● **What the task asks**:
In the records below, pick out all lines containing the word "우대조치".

Extracted records
┌────────
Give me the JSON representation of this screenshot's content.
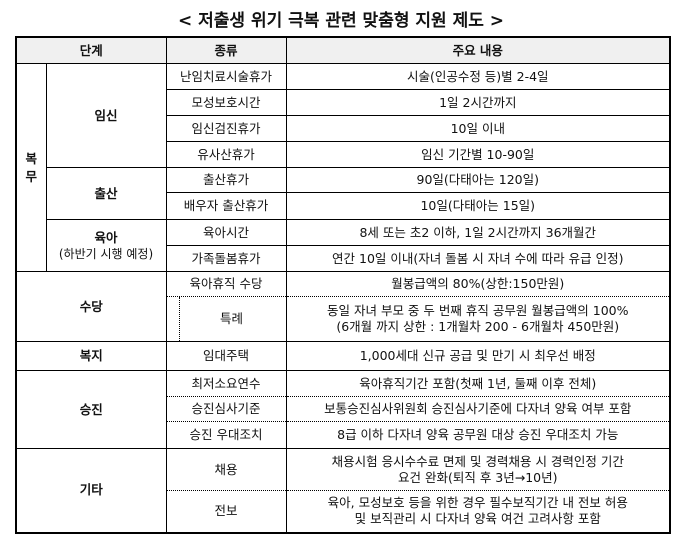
{
  "title": "< 저출생 위기 극복 관련 맞춤형 지원 제도 >",
  "headers": [
    "단계",
    "종류",
    "주요 내용"
  ],
  "bokmu": {
    "label": "복무",
    "groups": [
      {
        "name": "임신",
        "sub": "",
        "rows": [
          {
            "type": "난임치료시술휴가",
            "content": "시술(인공수정 등)별 2-4일"
          },
          {
            "type": "모성보호시간",
            "content": "1일 2시간까지"
          },
          {
            "type": "임신검진휴가",
            "content": "10일 이내"
          },
          {
            "type": "유사산휴가",
            "content": "임신 기간별 10-90일"
          }
        ]
      },
      {
        "name": "출산",
        "sub": "",
        "rows": [
          {
            "type": "출산휴가",
            "content": "90일(다태아는 120일)"
          },
          {
            "type": "배우자 출산휴가",
            "content": "10일(다태아는 15일)"
          }
        ]
      },
      {
        "name": "육아",
        "sub": "(하반기 시행 예정)",
        "rows": [
          {
            "type": "육아시간",
            "content": "8세 또는 초2 이하, 1일 2시간까지 36개월간"
          },
          {
            "type": "가족돌봄휴가",
            "content": "연간 10일 이내(자녀 돌봄 시 자녀 수에 따라 유급 인정)"
          }
        ]
      }
    ]
  },
  "sudang": {
    "label": "수당",
    "rows": [
      {
        "type": "육아휴직 수당",
        "content": [
          "월봉급액의 80%(상한:150만원)"
        ]
      },
      {
        "type": "특례",
        "content": [
          "동일 자녀 부모 중 두 번째 휴직 공무원 월봉급액의 100%",
          "(6개월 까지 상한 : 1개월차 200 - 6개월차 450만원)"
        ]
      }
    ]
  },
  "bokji": {
    "label": "복지",
    "type": "임대주택",
    "content": "1,000세대 신규 공급 및 만기 시 최우선 배정"
  },
  "seungjin": {
    "label": "승진",
    "rows": [
      {
        "type": "최저소요연수",
        "content": "육아휴직기간 포함(첫째 1년, 둘째 이후 전체)"
      },
      {
        "type": "승진심사기준",
        "content": "보통승진심사위원회 승진심사기준에 다자녀 양육 여부 포함"
      },
      {
        "type": "승진 우대조치",
        "content": "8급 이하 다자녀 양육 공무원 대상 승진 우대조치 가능"
      }
    ]
  },
  "gita": {
    "label": "기타",
    "rows": [
      {
        "type": "채용",
        "content": [
          "채용시험 응시수수료 면제 및 경력채용 시 경력인정 기간",
          "요건 완화(퇴직 후 3년→10년)"
        ]
      },
      {
        "type": "전보",
        "content": [
          "육아, 모성보호 등을 위한 경우 필수보직기간 내 전보 허용",
          "및 보직관리 시 다자녀 양육 여건 고려사항 포함"
        ]
      }
    ]
  }
}
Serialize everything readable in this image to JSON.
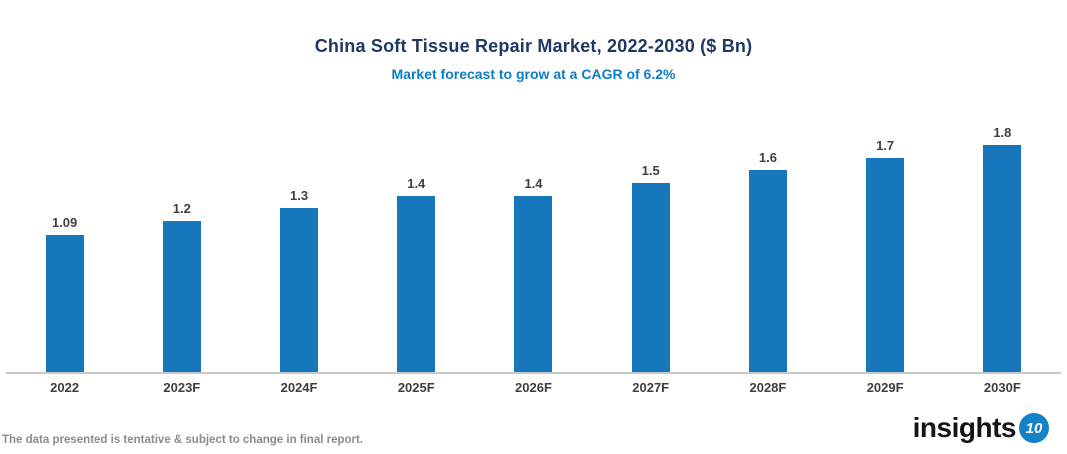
└────────
● **Task answer**:
        "type": "승진 우대조치",
        "content": "8급 이하 다자녀 양육 공무원 대상 승진 우대조치 가능"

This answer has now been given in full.